Entries taken from a collection
▼▼▼

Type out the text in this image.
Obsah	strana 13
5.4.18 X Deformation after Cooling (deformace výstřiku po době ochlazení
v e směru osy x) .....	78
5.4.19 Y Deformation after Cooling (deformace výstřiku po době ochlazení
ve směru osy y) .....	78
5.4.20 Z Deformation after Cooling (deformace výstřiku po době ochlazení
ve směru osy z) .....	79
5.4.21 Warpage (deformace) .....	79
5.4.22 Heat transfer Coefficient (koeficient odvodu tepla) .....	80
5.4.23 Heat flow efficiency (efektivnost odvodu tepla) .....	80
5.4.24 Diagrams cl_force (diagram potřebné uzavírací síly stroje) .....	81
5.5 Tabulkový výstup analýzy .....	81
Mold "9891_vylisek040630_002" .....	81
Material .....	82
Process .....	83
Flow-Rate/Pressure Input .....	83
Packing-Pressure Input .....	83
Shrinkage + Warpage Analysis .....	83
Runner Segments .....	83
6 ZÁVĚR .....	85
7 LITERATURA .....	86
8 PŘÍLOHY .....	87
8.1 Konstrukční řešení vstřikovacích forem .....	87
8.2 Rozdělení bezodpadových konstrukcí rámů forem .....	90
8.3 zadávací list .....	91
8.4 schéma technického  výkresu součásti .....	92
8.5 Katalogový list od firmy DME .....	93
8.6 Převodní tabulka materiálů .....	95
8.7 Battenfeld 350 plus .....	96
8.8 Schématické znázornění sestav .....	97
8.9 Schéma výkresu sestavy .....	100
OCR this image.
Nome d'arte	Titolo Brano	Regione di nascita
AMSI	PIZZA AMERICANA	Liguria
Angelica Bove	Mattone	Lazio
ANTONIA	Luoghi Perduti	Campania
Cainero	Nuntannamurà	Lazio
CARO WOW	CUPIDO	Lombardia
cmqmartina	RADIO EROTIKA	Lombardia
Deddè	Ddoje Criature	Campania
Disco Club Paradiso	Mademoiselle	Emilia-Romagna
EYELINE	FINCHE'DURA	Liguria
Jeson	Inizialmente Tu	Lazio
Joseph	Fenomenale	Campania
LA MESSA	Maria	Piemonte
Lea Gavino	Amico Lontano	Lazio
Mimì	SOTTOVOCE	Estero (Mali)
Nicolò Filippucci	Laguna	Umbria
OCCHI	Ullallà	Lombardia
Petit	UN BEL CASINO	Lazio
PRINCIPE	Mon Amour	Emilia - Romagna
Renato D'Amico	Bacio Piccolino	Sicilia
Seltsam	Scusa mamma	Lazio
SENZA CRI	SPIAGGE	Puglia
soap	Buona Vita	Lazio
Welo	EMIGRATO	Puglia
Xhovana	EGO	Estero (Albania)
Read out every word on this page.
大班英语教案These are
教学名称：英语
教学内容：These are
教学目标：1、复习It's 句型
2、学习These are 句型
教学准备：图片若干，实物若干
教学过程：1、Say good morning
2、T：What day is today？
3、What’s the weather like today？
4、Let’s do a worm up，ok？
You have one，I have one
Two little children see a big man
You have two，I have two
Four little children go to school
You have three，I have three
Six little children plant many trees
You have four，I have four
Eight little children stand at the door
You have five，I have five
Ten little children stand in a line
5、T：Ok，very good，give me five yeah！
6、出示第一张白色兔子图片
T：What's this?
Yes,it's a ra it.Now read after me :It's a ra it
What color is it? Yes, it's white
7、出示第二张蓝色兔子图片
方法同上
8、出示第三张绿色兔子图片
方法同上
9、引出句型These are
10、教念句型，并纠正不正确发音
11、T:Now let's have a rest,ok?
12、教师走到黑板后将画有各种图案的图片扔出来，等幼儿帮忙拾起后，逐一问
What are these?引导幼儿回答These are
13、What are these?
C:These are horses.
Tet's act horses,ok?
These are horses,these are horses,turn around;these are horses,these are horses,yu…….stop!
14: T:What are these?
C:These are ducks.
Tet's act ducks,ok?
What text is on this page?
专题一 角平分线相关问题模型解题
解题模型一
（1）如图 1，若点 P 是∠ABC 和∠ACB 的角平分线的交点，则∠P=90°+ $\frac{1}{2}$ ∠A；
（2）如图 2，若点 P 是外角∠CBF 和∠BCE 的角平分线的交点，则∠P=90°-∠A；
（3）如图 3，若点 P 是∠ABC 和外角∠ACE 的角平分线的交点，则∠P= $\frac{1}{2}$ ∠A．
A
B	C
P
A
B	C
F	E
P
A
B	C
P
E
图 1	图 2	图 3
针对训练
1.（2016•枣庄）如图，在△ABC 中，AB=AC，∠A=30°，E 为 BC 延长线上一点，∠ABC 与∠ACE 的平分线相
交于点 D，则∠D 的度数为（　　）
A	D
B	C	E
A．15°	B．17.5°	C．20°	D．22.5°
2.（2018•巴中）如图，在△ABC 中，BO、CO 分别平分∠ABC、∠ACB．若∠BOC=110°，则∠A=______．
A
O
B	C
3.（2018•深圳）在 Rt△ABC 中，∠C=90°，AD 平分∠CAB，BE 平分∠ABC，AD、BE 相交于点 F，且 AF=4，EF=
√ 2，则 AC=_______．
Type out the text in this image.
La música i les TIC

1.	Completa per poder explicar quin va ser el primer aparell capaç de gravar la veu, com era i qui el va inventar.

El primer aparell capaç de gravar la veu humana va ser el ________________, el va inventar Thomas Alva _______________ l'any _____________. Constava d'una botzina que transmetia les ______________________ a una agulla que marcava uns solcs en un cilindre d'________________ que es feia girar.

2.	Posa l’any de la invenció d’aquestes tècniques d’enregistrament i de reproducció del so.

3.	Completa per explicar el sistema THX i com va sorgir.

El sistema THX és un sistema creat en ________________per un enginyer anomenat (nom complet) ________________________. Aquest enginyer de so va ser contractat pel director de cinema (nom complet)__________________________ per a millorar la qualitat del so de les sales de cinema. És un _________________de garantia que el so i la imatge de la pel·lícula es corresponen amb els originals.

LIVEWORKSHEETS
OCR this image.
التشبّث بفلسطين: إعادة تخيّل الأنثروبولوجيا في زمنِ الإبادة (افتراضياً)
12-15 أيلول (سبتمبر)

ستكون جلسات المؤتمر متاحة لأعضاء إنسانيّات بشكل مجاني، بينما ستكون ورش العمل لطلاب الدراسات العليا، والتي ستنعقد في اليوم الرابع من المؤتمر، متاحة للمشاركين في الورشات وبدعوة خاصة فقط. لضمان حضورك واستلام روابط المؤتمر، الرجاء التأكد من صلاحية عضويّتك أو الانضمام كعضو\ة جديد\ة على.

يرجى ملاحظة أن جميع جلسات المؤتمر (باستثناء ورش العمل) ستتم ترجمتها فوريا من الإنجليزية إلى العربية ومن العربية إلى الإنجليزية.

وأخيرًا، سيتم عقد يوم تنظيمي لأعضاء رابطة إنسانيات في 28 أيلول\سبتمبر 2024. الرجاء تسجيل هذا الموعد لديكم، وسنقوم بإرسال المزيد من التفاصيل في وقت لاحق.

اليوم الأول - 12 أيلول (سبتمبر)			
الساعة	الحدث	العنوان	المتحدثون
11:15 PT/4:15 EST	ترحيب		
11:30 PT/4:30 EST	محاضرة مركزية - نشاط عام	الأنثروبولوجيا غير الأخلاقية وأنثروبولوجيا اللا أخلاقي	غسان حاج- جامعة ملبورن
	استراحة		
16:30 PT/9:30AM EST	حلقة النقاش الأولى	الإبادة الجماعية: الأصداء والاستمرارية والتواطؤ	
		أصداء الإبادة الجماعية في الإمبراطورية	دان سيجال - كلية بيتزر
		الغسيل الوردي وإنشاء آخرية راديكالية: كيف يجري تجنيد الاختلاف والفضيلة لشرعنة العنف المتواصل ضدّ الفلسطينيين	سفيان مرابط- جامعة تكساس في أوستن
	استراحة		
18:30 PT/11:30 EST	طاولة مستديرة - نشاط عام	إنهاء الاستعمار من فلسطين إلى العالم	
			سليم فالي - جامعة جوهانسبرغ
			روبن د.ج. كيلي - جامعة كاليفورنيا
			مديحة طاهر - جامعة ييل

▲▲▲

What you will do
Collect every line with the string "الجماعية" from the records, and copy each.

Answer to this problem
16:30 PT/9:30AM EST	حلقة النقاش الأولى	الإبادة الجماعية: الأصداء والاستمرارية والتواطؤ	
		أصداء الإبادة الجماعية في الإمبراطورية	دان سيجال - كلية بيتزر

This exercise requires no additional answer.